— Start of Input rows —
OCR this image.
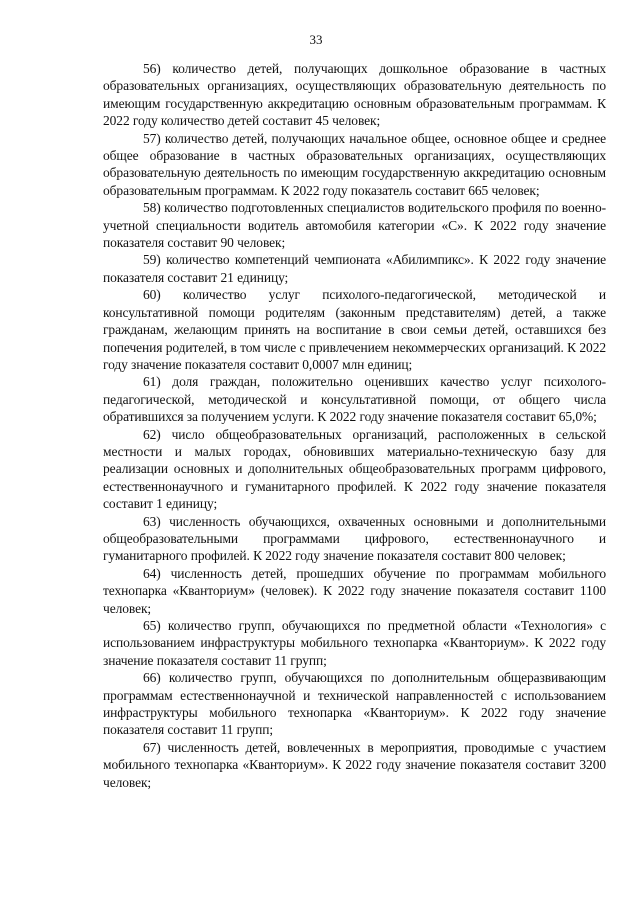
33

56) количество детей, получающих дошкольное образование в частных образовательных организациях, осуществляющих образовательную деятельность по имеющим государственную аккредитацию основным образовательным программам. К 2022 году количество детей составит 45 человек;

57) количество детей, получающих начальное общее, основное общее и среднее общее образование в частных образовательных организациях, осуществляющих образовательную деятельность по имеющим государственную аккредитацию основным образовательным программам. К 2022 году показатель составит 665 человек;

58) количество подготовленных специалистов водительского профиля по военно-учетной специальности водитель автомобиля категории «С». К 2022 году значение показателя составит 90 человек;

59) количество компетенций чемпионата «Абилимпикс». К 2022 году значение показателя составит 21 единицу;

60) количество услуг психолого-педагогической, методической и консультативной помощи родителям (законным представителям) детей, а также гражданам, желающим принять на воспитание в свои семьи детей, оставшихся без попечения родителей, в том числе с привлечением некоммерческих организаций. К 2022 году значение показателя составит 0,0007 млн единиц;

61) доля граждан, положительно оценивших качество услуг психолого-педагогической, методической и консультативной помощи, от общего числа обратившихся за получением услуги. К 2022 году значение показателя составит 65,0%;

62) число общеобразовательных организаций, расположенных в сельской местности и малых городах, обновивших материально-техническую базу для реализации основных и дополнительных общеобразовательных программ цифрового, естественнонаучного и гуманитарного профилей. К 2022 году значение показателя составит 1 единицу;

63) численность обучающихся, охваченных основными и дополнительными общеобразовательными программами цифрового, естественнонаучного и гуманитарного профилей. К 2022 году значение показателя составит 800 человек;

64) численность детей, прошедших обучение по программам мобильного технопарка «Кванториум» (человек). К 2022 году значение показателя составит 1100 человек;

65) количество групп, обучающихся по предметной области «Технология» с использованием инфраструктуры мобильного технопарка «Кванториум». К 2022 году значение показателя составит 11 групп;

66) количество групп, обучающихся по дополнительным общеразвивающим программам естественнонаучной и технической направленностей с использованием инфраструктуры мобильного технопарка «Кванториум». К 2022 году значение показателя составит 11 групп;

67) численность детей, вовлеченных в мероприятия, проводимые с участием мобильного технопарка «Кванториум». К 2022 году значение показателя составит 3200 человек;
— End of Input rows —
» Requirement
Take every line from the data that contains the word "образование".

» Final result
56) количество детей, получающих дошкольное образование в частных образовательных организациях, осуществляющих образовательную деятельность по имеющим государственную аккредитацию основным образовательным программам. К 2022 году количество детей составит 45 человек;
57) количество детей, получающих начальное общее, основное общее и среднее общее образование в частных образовательных организациях, осуществляющих образовательную деятельность по имеющим государственную аккредитацию основным образовательным программам. К 2022 году показатель составит 665 человек;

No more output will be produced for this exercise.